DESCRIPTION OF THE TASK
Reproduce the records below exactly as they appear, omitting any pictures they contain.

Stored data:
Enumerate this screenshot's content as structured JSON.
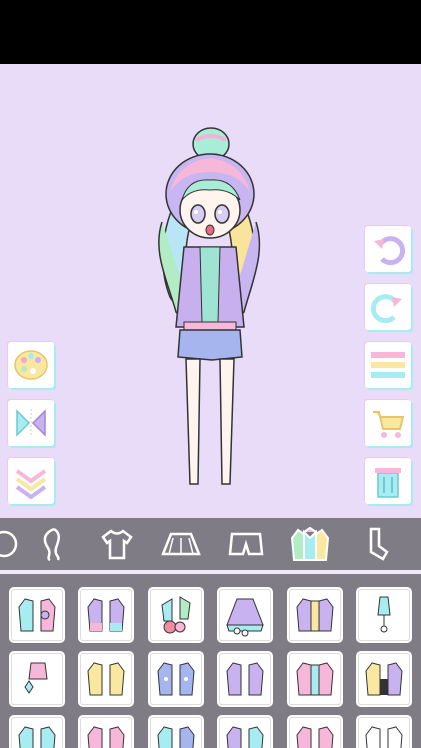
{
  "app": {
    "colors": {
      "stage_bg": "#e9dcf8",
      "bar_bg": "#807c86",
      "accent_pink": "#f7c6e6",
      "accent_cyan": "#a6ecf1",
      "accent_yellow": "#fbe8a0",
      "accent_purple": "#c8b2f0"
    }
  },
  "side_left": {
    "buttons": [
      {
        "id": "palette",
        "icon": "palette-icon"
      },
      {
        "id": "flip",
        "icon": "flip-icon"
      },
      {
        "id": "layer-down",
        "icon": "chevron-down-icon"
      }
    ]
  },
  "side_right": {
    "buttons": [
      {
        "id": "undo",
        "icon": "undo-icon"
      },
      {
        "id": "redo",
        "icon": "redo-icon"
      },
      {
        "id": "menu",
        "icon": "menu-icon"
      },
      {
        "id": "cart",
        "icon": "cart-icon"
      },
      {
        "id": "trash",
        "icon": "trash-icon"
      }
    ]
  },
  "categories": [
    {
      "id": "accessory",
      "icon": "accessory-icon",
      "selected": false
    },
    {
      "id": "hair",
      "icon": "hair-icon",
      "selected": false
    },
    {
      "id": "shirt",
      "icon": "shirt-icon",
      "selected": false
    },
    {
      "id": "skirt",
      "icon": "skirt-icon",
      "selected": false
    },
    {
      "id": "shorts",
      "icon": "shorts-icon",
      "selected": false
    },
    {
      "id": "jacket",
      "icon": "jacket-icon",
      "selected": true
    },
    {
      "id": "socks",
      "icon": "socks-icon",
      "selected": false
    }
  ],
  "items": [
    {
      "id": "jacket-1",
      "icon": "jacket-item-icon"
    },
    {
      "id": "jacket-2",
      "icon": "jacket-item-icon"
    },
    {
      "id": "jacket-3",
      "icon": "jacket-item-icon"
    },
    {
      "id": "jacket-4",
      "icon": "dress-item-icon"
    },
    {
      "id": "jacket-5",
      "icon": "jacket-item-icon"
    },
    {
      "id": "jacket-6",
      "icon": "jacket-item-icon"
    },
    {
      "id": "jacket-7",
      "icon": "jacket-item-icon"
    },
    {
      "id": "jacket-8",
      "icon": "jacket-item-icon"
    },
    {
      "id": "jacket-9",
      "icon": "jacket-item-icon"
    },
    {
      "id": "jacket-10",
      "icon": "jacket-item-icon"
    },
    {
      "id": "jacket-11",
      "icon": "jacket-item-icon"
    },
    {
      "id": "jacket-12",
      "icon": "hoodie-item-icon"
    },
    {
      "id": "jacket-13",
      "icon": "jacket-item-icon"
    },
    {
      "id": "jacket-14",
      "icon": "jacket-item-icon"
    },
    {
      "id": "jacket-15",
      "icon": "jacket-item-icon"
    },
    {
      "id": "jacket-16",
      "icon": "jacket-item-icon"
    },
    {
      "id": "jacket-17",
      "icon": "jacket-item-icon"
    },
    {
      "id": "jacket-18",
      "icon": "jacket-item-icon"
    }
  ]
}
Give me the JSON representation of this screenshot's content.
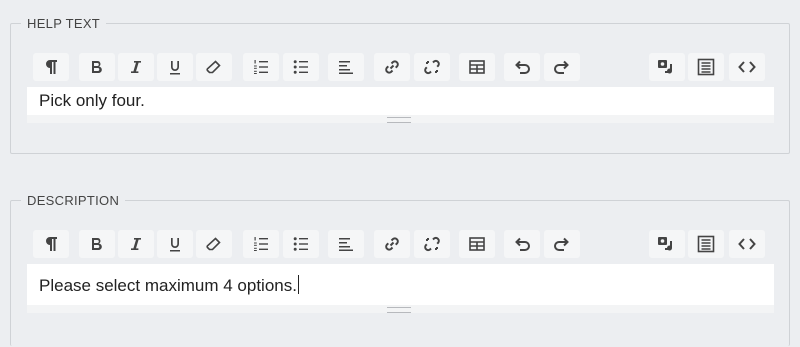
{
  "fields": [
    {
      "legend": "HELP TEXT",
      "content": "Pick only four."
    },
    {
      "legend": "DESCRIPTION",
      "content": "Please select maximum 4 options."
    }
  ],
  "toolbar_icons": [
    "paragraph-icon",
    "bold-icon",
    "italic-icon",
    "underline-icon",
    "eraser-icon",
    "numbered-list-icon",
    "bullet-list-icon",
    "align-left-icon",
    "link-icon",
    "unlink-icon",
    "table-icon",
    "undo-icon",
    "redo-icon",
    "media-icon",
    "source-list-icon",
    "code-view-icon"
  ],
  "colors": {
    "background": "#eceef1",
    "button": "#f5f6f7",
    "border": "#cfd2d6",
    "editor": "#ffffff"
  }
}
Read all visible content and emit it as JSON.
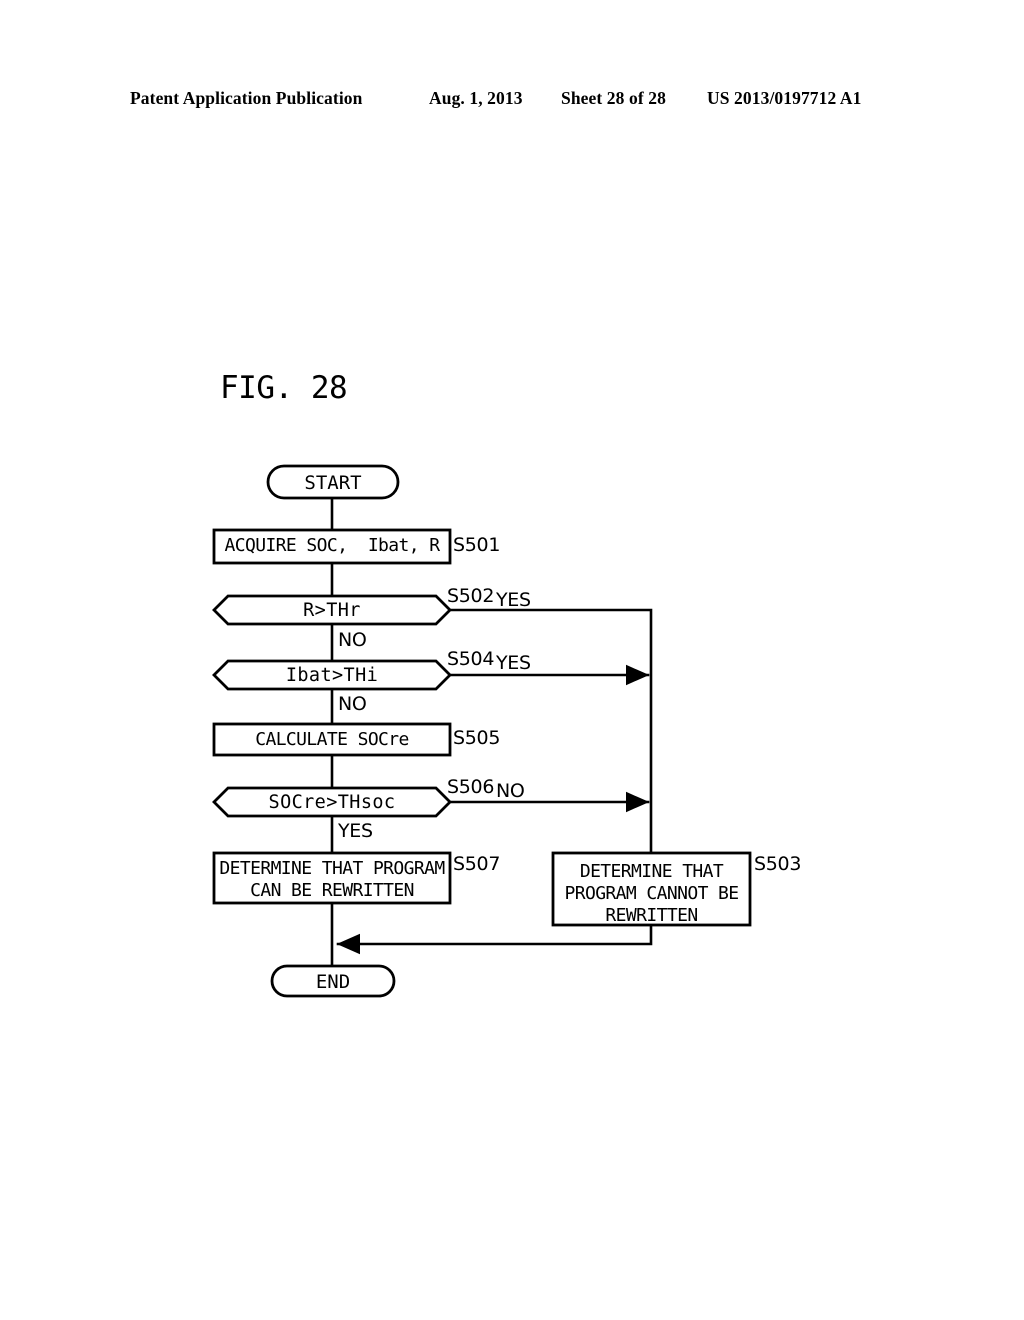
{
  "header": {
    "publication": "Patent Application Publication",
    "date": "Aug. 1, 2013",
    "sheet": "Sheet 28 of 28",
    "patent_number": "US 2013/0197712 A1"
  },
  "figure": {
    "label": "FIG. 28"
  },
  "flowchart": {
    "nodes": {
      "start": {
        "text": "START",
        "shape": "terminal"
      },
      "s501": {
        "text": "ACQUIRE SOC,  Ibat, R",
        "shape": "process",
        "ref": "S501"
      },
      "s502": {
        "text": "R>THr",
        "shape": "decision",
        "ref": "S502"
      },
      "s504": {
        "text": "Ibat>THi",
        "shape": "decision",
        "ref": "S504"
      },
      "s505": {
        "text": "CALCULATE SOCre",
        "shape": "process",
        "ref": "S505"
      },
      "s506": {
        "text": "SOCre>THsoc",
        "shape": "decision",
        "ref": "S506"
      },
      "s507": {
        "text": "DETERMINE THAT PROGRAM\nCAN BE REWRITTEN",
        "shape": "process",
        "ref": "S507"
      },
      "s503": {
        "text": "DETERMINE THAT\nPROGRAM CANNOT BE\nREWRITTEN",
        "shape": "process",
        "ref": "S503"
      },
      "end": {
        "text": "END",
        "shape": "terminal"
      }
    },
    "branches": {
      "s502_yes": "YES",
      "s502_no": "NO",
      "s504_yes": "YES",
      "s504_no": "NO",
      "s506_no": "NO",
      "s506_yes": "YES"
    },
    "colors": {
      "stroke": "#000000",
      "fill": "#ffffff",
      "text": "#000000"
    }
  }
}
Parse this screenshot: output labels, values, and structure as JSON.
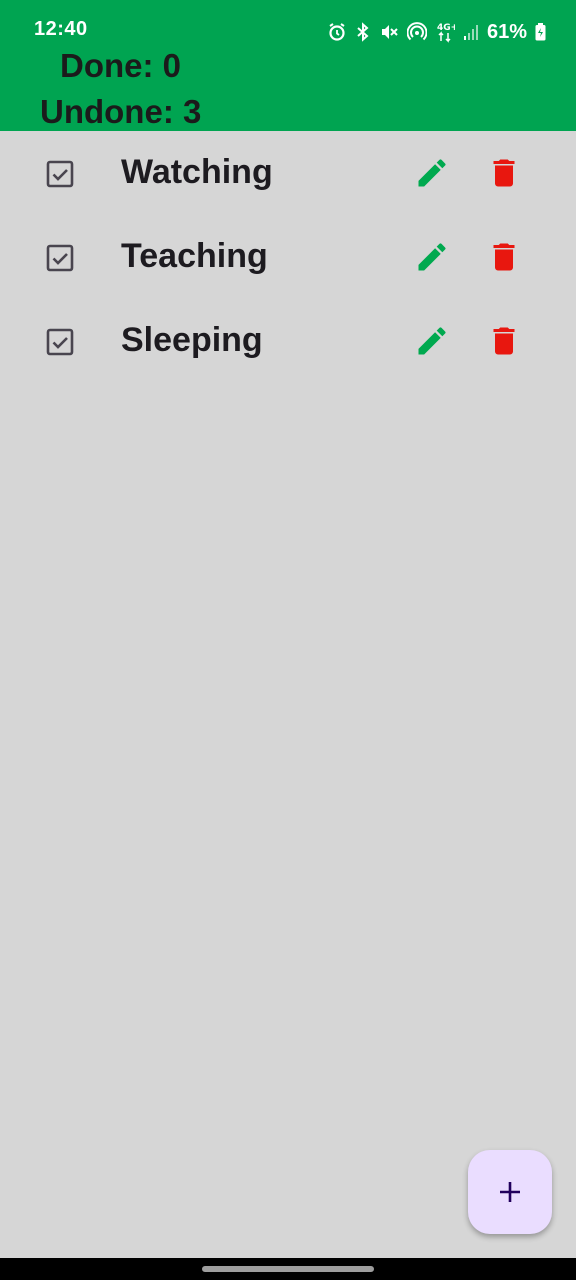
{
  "status_bar": {
    "time": "12:40",
    "battery": "61%",
    "icons": [
      "alarm-icon",
      "bluetooth-icon",
      "mute-icon",
      "hotspot-icon",
      "4g-data-icon",
      "signal-icon",
      "battery-icon"
    ]
  },
  "header": {
    "done_text": "Done: 0",
    "undone_text": "Undone: 3",
    "color": "#00a451"
  },
  "tasks": [
    {
      "label": "Watching",
      "checked": true
    },
    {
      "label": "Teaching",
      "checked": true
    },
    {
      "label": "Sleeping",
      "checked": true
    }
  ],
  "colors": {
    "edit": "#00a94f",
    "delete": "#e8170f",
    "fab": "#eaddff",
    "background": "#d6d6d6"
  },
  "fab": {
    "icon": "plus-icon"
  }
}
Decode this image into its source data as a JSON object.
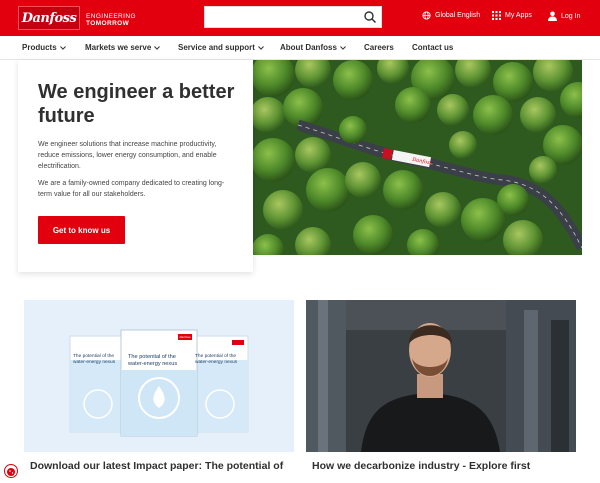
{
  "header": {
    "logo_text": "Danfoss",
    "tagline_line1": "ENGINEERING",
    "tagline_line2": "TOMORROW",
    "search_placeholder": "",
    "global_label": "Global English",
    "apps_label": "My Apps",
    "login_label": "Log In",
    "brand_color": "#e2000f"
  },
  "nav": {
    "items": [
      {
        "label": "Products",
        "has_dropdown": true
      },
      {
        "label": "Markets we serve",
        "has_dropdown": true
      },
      {
        "label": "Service and support",
        "has_dropdown": true
      },
      {
        "label": "About Danfoss",
        "has_dropdown": true
      },
      {
        "label": "Careers",
        "has_dropdown": false
      },
      {
        "label": "Contact us",
        "has_dropdown": false
      }
    ]
  },
  "hero": {
    "title": "We engineer a better future",
    "paragraph1": "We engineer solutions that increase machine productivity, reduce emissions, lower energy consumption, and enable electrification.",
    "paragraph2": "We are a family-owned company dedicated to creating long-term value for all our stakeholders.",
    "cta_label": "Get to know us"
  },
  "cards": [
    {
      "title": "Download our latest Impact paper: The potential of",
      "booklet_title": "The potential of the water-energy nexus",
      "booklet_brand": "Danfoss"
    },
    {
      "title": "How we decarbonize industry - Explore first"
    }
  ]
}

TASK RESPONSE
Enumerate this screenshot's content as structured JSON.
{
  "app": {
    "colors": {
      "stage_bg": "#e9dcf8",
      "bar_bg": "#807c86",
      "accent_pink": "#f7c6e6",
      "accent_cyan": "#a6ecf1",
      "accent_yellow": "#fbe8a0",
      "accent_purple": "#c8b2f0"
    }
  },
  "side_left": {
    "buttons": [
      {
        "id": "palette",
        "icon": "palette-icon"
      },
      {
        "id": "flip",
        "icon": "flip-icon"
      },
      {
        "id": "layer-down",
        "icon": "chevron-down-icon"
      }
    ]
  },
  "side_right": {
    "buttons": [
      {
        "id": "undo",
        "icon": "undo-icon"
      },
      {
        "id": "redo",
        "icon": "redo-icon"
      },
      {
        "id": "menu",
        "icon": "menu-icon"
      },
      {
        "id": "cart",
        "icon": "cart-icon"
      },
      {
        "id": "trash",
        "icon": "trash-icon"
      }
    ]
  },
  "categories": [
    {
      "id": "accessory",
      "icon": "accessory-icon",
      "selected": false
    },
    {
      "id": "hair",
      "icon": "hair-icon",
      "selected": false
    },
    {
      "id": "shirt",
      "icon": "shirt-icon",
      "selected": false
    },
    {
      "id": "skirt",
      "icon": "skirt-icon",
      "selected": false
    },
    {
      "id": "shorts",
      "icon": "shorts-icon",
      "selected": false
    },
    {
      "id": "jacket",
      "icon": "jacket-icon",
      "selected": true
    },
    {
      "id": "socks",
      "icon": "socks-icon",
      "selected": false
    }
  ],
  "items": [
    {
      "id": "jacket-1",
      "icon": "jacket-item-icon"
    },
    {
      "id": "jacket-2",
      "icon": "jacket-item-icon"
    },
    {
      "id": "jacket-3",
      "icon": "jacket-item-icon"
    },
    {
      "id": "jacket-4",
      "icon": "dress-item-icon"
    },
    {
      "id": "jacket-5",
      "icon": "jacket-item-icon"
    },
    {
      "id": "jacket-6",
      "icon": "jacket-item-icon"
    },
    {
      "id": "jacket-7",
      "icon": "jacket-item-icon"
    },
    {
      "id": "jacket-8",
      "icon": "jacket-item-icon"
    },
    {
      "id": "jacket-9",
      "icon": "jacket-item-icon"
    },
    {
      "id": "jacket-10",
      "icon": "jacket-item-icon"
    },
    {
      "id": "jacket-11",
      "icon": "jacket-item-icon"
    },
    {
      "id": "jacket-12",
      "icon": "hoodie-item-icon"
    },
    {
      "id": "jacket-13",
      "icon": "jacket-item-icon"
    },
    {
      "id": "jacket-14",
      "icon": "jacket-item-icon"
    },
    {
      "id": "jacket-15",
      "icon": "jacket-item-icon"
    },
    {
      "id": "jacket-16",
      "icon": "jacket-item-icon"
    },
    {
      "id": "jacket-17",
      "icon": "jacket-item-icon"
    },
    {
      "id": "jacket-18",
      "icon": "jacket-item-icon"
    }
  ]
}
Give me the JSON representation of this screenshot's content.
{
  "fields": [
    {
      "legend": "HELP TEXT",
      "content": "Pick only four."
    },
    {
      "legend": "DESCRIPTION",
      "content": "Please select maximum 4 options."
    }
  ],
  "toolbar_icons": [
    "paragraph-icon",
    "bold-icon",
    "italic-icon",
    "underline-icon",
    "eraser-icon",
    "numbered-list-icon",
    "bullet-list-icon",
    "align-left-icon",
    "link-icon",
    "unlink-icon",
    "table-icon",
    "undo-icon",
    "redo-icon",
    "media-icon",
    "source-list-icon",
    "code-view-icon"
  ],
  "colors": {
    "background": "#eceef1",
    "button": "#f5f6f7",
    "border": "#cfd2d6",
    "editor": "#ffffff"
  }
}
Read all visible content and emit it as JSON.
{
  "header": {
    "publication": "Patent Application Publication",
    "date": "Aug. 1, 2013",
    "sheet": "Sheet 28 of 28",
    "patent_number": "US 2013/0197712 A1"
  },
  "figure": {
    "label": "FIG. 28"
  },
  "flowchart": {
    "nodes": {
      "start": {
        "text": "START",
        "shape": "terminal"
      },
      "s501": {
        "text": "ACQUIRE SOC,  Ibat, R",
        "shape": "process",
        "ref": "S501"
      },
      "s502": {
        "text": "R>THr",
        "shape": "decision",
        "ref": "S502"
      },
      "s504": {
        "text": "Ibat>THi",
        "shape": "decision",
        "ref": "S504"
      },
      "s505": {
        "text": "CALCULATE SOCre",
        "shape": "process",
        "ref": "S505"
      },
      "s506": {
        "text": "SOCre>THsoc",
        "shape": "decision",
        "ref": "S506"
      },
      "s507": {
        "text": "DETERMINE THAT PROGRAM\nCAN BE REWRITTEN",
        "shape": "process",
        "ref": "S507"
      },
      "s503": {
        "text": "DETERMINE THAT\nPROGRAM CANNOT BE\nREWRITTEN",
        "shape": "process",
        "ref": "S503"
      },
      "end": {
        "text": "END",
        "shape": "terminal"
      }
    },
    "branches": {
      "s502_yes": "YES",
      "s502_no": "NO",
      "s504_yes": "YES",
      "s504_no": "NO",
      "s506_no": "NO",
      "s506_yes": "YES"
    },
    "colors": {
      "stroke": "#000000",
      "fill": "#ffffff",
      "text": "#000000"
    }
  }
}
Parse this screenshot: output labels, values, and structure as JSON.
{
  "status_bar": {
    "time": "12:40",
    "battery": "61%",
    "icons": [
      "alarm-icon",
      "bluetooth-icon",
      "mute-icon",
      "hotspot-icon",
      "4g-data-icon",
      "signal-icon",
      "battery-icon"
    ]
  },
  "header": {
    "done_text": "Done: 0",
    "undone_text": "Undone: 3",
    "color": "#00a451"
  },
  "tasks": [
    {
      "label": "Watching",
      "checked": true
    },
    {
      "label": "Teaching",
      "checked": true
    },
    {
      "label": "Sleeping",
      "checked": true
    }
  ],
  "colors": {
    "edit": "#00a94f",
    "delete": "#e8170f",
    "fab": "#eaddff",
    "background": "#d6d6d6"
  },
  "fab": {
    "icon": "plus-icon"
  }
}
Decode this image into its source data as a JSON object.
{
  "header": {
    "logo_text": "Danfoss",
    "tagline_line1": "ENGINEERING",
    "tagline_line2": "TOMORROW",
    "search_placeholder": "",
    "global_label": "Global English",
    "apps_label": "My Apps",
    "login_label": "Log In",
    "brand_color": "#e2000f"
  },
  "nav": {
    "items": [
      {
        "label": "Products",
        "has_dropdown": true
      },
      {
        "label": "Markets we serve",
        "has_dropdown": true
      },
      {
        "label": "Service and support",
        "has_dropdown": true
      },
      {
        "label": "About Danfoss",
        "has_dropdown": true
      },
      {
        "label": "Careers",
        "has_dropdown": false
      },
      {
        "label": "Contact us",
        "has_dropdown": false
      }
    ]
  },
  "hero": {
    "title": "We engineer a better future",
    "paragraph1": "We engineer solutions that increase machine productivity, reduce emissions, lower energy consumption, and enable electrification.",
    "paragraph2": "We are a family-owned company dedicated to creating long-term value for all our stakeholders.",
    "cta_label": "Get to know us"
  },
  "cards": [
    {
      "title": "Download our latest Impact paper: The potential of",
      "booklet_title": "The potential of the water-energy nexus",
      "booklet_brand": "Danfoss"
    },
    {
      "title": "How we decarbonize industry - Explore first"
    }
  ]
}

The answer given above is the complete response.